### EXERCISE BRIEF
Extract each line holding the word "Students" from the entries.

----------

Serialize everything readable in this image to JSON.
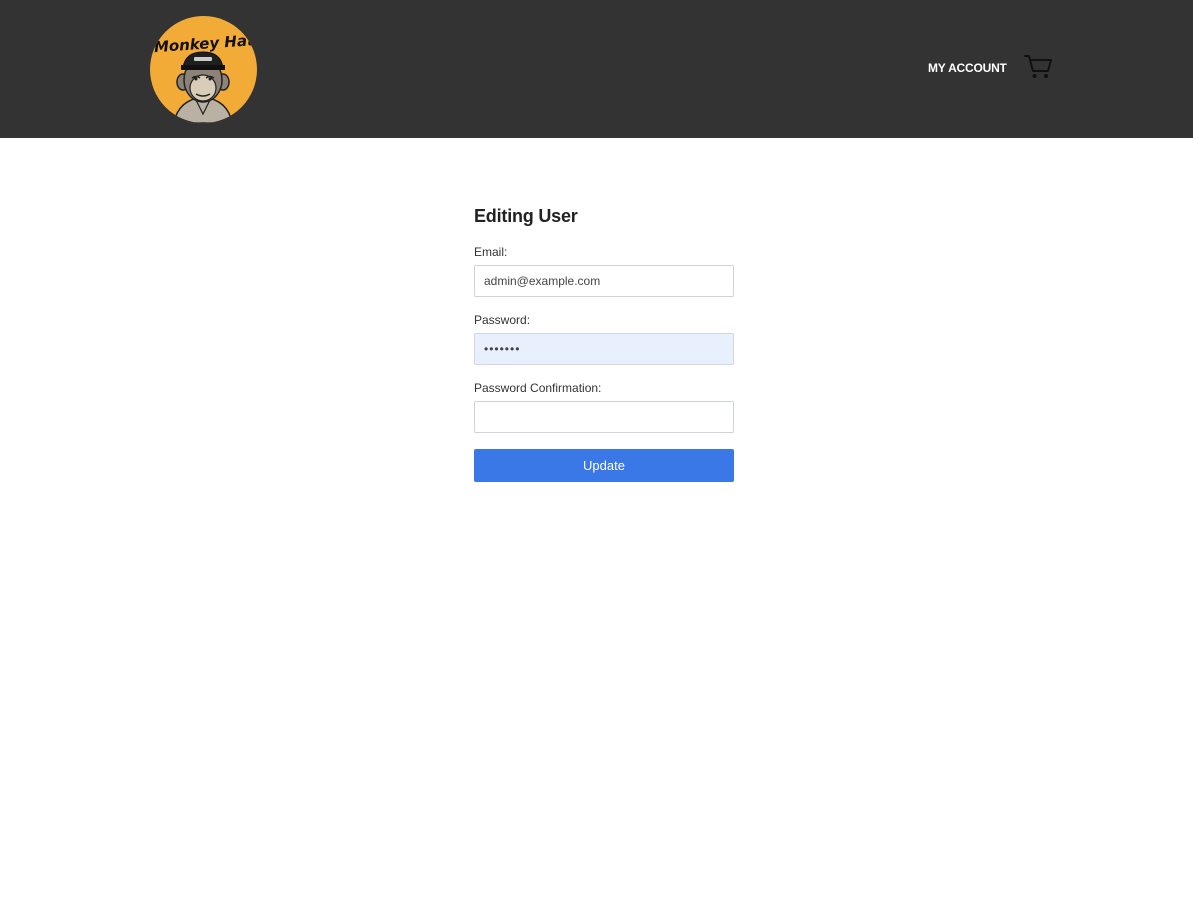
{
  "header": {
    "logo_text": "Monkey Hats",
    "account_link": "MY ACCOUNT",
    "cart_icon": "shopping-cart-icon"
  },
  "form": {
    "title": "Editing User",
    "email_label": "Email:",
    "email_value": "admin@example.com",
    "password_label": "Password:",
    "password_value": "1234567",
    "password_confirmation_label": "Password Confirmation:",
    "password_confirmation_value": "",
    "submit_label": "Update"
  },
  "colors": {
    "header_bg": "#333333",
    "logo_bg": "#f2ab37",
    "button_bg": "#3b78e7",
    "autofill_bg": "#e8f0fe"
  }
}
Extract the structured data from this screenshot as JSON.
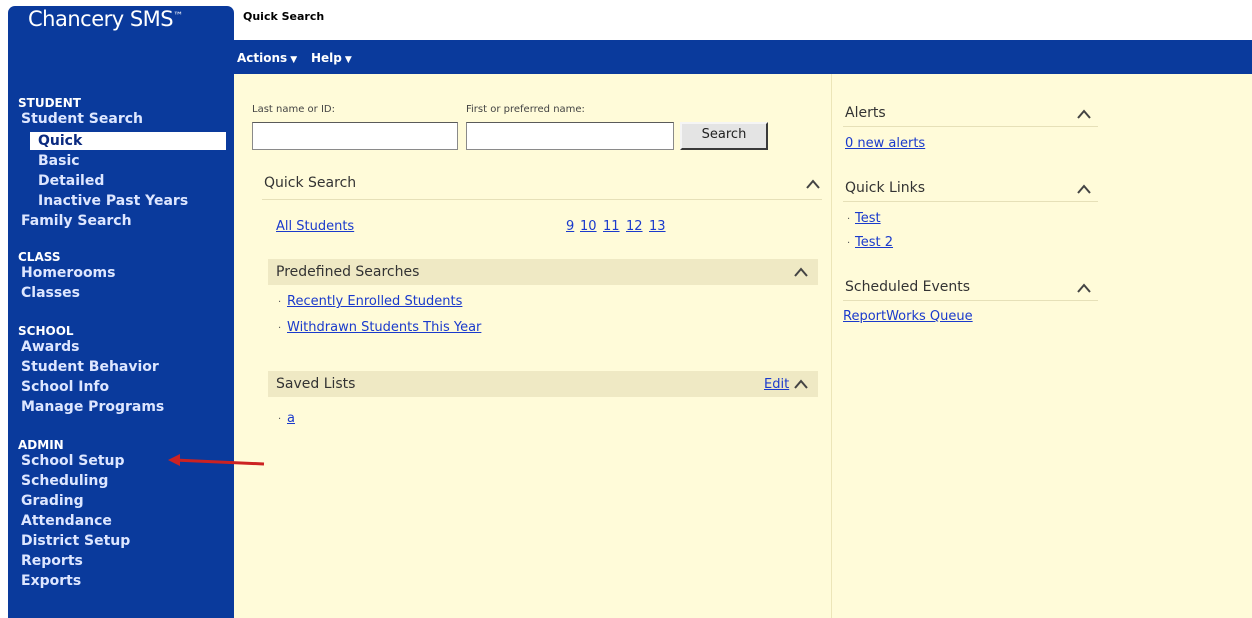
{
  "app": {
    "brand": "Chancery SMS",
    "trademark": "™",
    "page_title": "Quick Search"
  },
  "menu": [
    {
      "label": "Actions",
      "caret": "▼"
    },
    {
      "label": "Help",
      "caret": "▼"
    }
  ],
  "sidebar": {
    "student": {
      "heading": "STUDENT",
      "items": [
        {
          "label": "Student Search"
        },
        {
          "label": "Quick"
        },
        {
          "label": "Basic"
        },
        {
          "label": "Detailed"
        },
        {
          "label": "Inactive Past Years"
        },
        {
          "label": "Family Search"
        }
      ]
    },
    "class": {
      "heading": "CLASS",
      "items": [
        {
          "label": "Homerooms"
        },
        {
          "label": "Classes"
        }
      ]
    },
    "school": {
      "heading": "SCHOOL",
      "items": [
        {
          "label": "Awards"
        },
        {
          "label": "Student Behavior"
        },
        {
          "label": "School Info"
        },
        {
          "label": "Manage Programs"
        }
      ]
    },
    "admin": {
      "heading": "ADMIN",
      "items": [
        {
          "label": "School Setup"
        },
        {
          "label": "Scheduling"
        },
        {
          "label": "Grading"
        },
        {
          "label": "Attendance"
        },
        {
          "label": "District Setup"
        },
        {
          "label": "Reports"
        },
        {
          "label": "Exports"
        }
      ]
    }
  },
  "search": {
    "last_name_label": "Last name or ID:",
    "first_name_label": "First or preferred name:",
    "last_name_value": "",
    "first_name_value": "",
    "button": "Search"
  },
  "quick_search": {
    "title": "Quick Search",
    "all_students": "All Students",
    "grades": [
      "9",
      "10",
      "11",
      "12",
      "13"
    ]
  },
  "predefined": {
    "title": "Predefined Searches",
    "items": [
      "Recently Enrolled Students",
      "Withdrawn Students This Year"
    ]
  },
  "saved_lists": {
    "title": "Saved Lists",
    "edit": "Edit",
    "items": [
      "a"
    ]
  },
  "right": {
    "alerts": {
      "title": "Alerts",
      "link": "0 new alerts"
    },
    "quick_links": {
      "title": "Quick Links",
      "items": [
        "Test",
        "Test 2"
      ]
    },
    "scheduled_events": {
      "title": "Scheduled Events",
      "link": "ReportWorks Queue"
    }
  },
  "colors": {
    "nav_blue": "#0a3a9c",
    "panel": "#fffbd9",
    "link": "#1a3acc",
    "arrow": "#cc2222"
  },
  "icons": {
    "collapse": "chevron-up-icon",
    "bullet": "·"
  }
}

----------

### RESPONSE TO THE EXERCISE
    "all_students": "All Students",
      "Recently Enrolled Students",
      "Withdrawn Students This Year"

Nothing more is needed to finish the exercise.